_Fragmento del texto_
§

2.000 empleados de Spanair pierden su trabajo tras el cierre de la aerolínea

La compañía confirmó anoche que suspendía sus operaciones por sus problemas financieros y que presentará concurso de acreedores

La aerolínea española Spanair anunció este viernes la suspensión de sus operaciones, lo que supondrá la cancelación este fin de semana de 220 vuelos y afectará a 22.773 personas, según fuentes de la compañía consultadas por EFE. En una nota, pide perdón a los usuarios perjudicados y justifica su decisión "ante la falta de viabilidad financiera para los próximos meses", por la que "la compañía ha optado por cesar la operación de sus vuelos como medida de prudencia y seguridad, y tomará todas las medidas legales pertinentes". En una comparecencia ante los medios de comunicación durante una pausa del consejo de administración de Spanair, el presidente de la compañía, Ferran Soriano, ha justificado la decisión de suspender sus operaciones por "prudencia y seguridad" tras fallar las negociaciones para incorporar a un socio y después de que la Generalitat retirara el apoyo financiero a la compañía.

§

_Filas proporcionadas_
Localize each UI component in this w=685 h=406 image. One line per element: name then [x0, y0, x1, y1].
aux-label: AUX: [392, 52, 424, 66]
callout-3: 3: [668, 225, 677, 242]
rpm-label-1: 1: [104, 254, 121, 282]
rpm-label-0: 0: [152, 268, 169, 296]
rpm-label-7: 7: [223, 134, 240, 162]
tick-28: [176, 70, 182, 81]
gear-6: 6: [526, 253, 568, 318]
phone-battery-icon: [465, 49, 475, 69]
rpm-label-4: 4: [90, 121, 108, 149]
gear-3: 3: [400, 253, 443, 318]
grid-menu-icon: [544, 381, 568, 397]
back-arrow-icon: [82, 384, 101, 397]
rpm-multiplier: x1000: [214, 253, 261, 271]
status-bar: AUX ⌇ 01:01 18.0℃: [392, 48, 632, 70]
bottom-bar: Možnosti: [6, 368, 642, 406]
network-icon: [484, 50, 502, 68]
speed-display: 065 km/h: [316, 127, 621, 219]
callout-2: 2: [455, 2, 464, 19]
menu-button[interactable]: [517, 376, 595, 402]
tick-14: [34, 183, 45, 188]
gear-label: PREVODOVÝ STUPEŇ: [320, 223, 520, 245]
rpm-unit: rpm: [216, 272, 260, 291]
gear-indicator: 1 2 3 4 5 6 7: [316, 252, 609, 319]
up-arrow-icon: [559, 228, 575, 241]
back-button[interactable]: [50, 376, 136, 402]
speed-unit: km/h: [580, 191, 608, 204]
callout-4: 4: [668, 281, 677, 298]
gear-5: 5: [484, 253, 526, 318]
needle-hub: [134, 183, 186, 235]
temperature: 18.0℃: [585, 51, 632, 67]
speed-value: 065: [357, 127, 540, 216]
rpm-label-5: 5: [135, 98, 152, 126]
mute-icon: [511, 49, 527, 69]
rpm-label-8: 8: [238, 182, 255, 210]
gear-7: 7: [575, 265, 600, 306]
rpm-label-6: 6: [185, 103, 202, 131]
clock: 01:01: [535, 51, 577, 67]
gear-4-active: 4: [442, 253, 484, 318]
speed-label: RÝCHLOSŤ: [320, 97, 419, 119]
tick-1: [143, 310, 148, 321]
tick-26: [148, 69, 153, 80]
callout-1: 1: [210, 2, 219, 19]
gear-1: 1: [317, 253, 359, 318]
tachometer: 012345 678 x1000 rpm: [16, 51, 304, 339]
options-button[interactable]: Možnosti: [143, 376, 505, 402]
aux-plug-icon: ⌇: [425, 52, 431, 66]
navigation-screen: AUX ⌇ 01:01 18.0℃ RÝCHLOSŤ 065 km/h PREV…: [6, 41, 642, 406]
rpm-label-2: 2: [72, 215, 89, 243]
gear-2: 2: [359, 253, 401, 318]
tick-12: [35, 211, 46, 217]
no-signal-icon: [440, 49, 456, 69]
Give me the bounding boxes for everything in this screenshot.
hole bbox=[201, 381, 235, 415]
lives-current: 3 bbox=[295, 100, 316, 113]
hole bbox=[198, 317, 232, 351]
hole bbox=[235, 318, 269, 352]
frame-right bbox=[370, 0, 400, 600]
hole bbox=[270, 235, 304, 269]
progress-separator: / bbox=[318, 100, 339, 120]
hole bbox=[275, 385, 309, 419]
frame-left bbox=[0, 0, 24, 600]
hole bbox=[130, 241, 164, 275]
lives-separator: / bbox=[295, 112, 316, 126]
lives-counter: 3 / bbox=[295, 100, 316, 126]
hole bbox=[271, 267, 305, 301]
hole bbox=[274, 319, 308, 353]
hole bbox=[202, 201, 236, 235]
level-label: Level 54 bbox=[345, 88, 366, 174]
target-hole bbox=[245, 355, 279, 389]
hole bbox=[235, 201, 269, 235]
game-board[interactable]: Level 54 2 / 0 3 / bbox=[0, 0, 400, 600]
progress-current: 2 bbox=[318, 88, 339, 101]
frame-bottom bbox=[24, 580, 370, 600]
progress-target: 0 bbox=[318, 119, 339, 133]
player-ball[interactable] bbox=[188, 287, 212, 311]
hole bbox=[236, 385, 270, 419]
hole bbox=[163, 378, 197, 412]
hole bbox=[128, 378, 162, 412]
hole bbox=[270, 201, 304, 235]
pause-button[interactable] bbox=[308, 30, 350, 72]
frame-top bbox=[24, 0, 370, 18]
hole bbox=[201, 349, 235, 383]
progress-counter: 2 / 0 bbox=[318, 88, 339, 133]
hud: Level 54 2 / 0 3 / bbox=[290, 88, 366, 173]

§

_Tarea a realizar_
Traduce al inglés esta oración de la noticia sobre el cierre de Spanair: "La aerolínea española Spanair anunció este viernes la suspensión de sus operaciones, lo que supondrá la cancelación este fin de semana de 220 vuelos y afectará a 22.773 personas, según fuentes de la compañía consultadas por EFE."

_Resultado_
The Spanish airline Spanair announced this Friday the suspension of its operations, which will mean the cancellation of 220 flights this weekend and will affect 22,773 people, according to company sources consulted by EFE.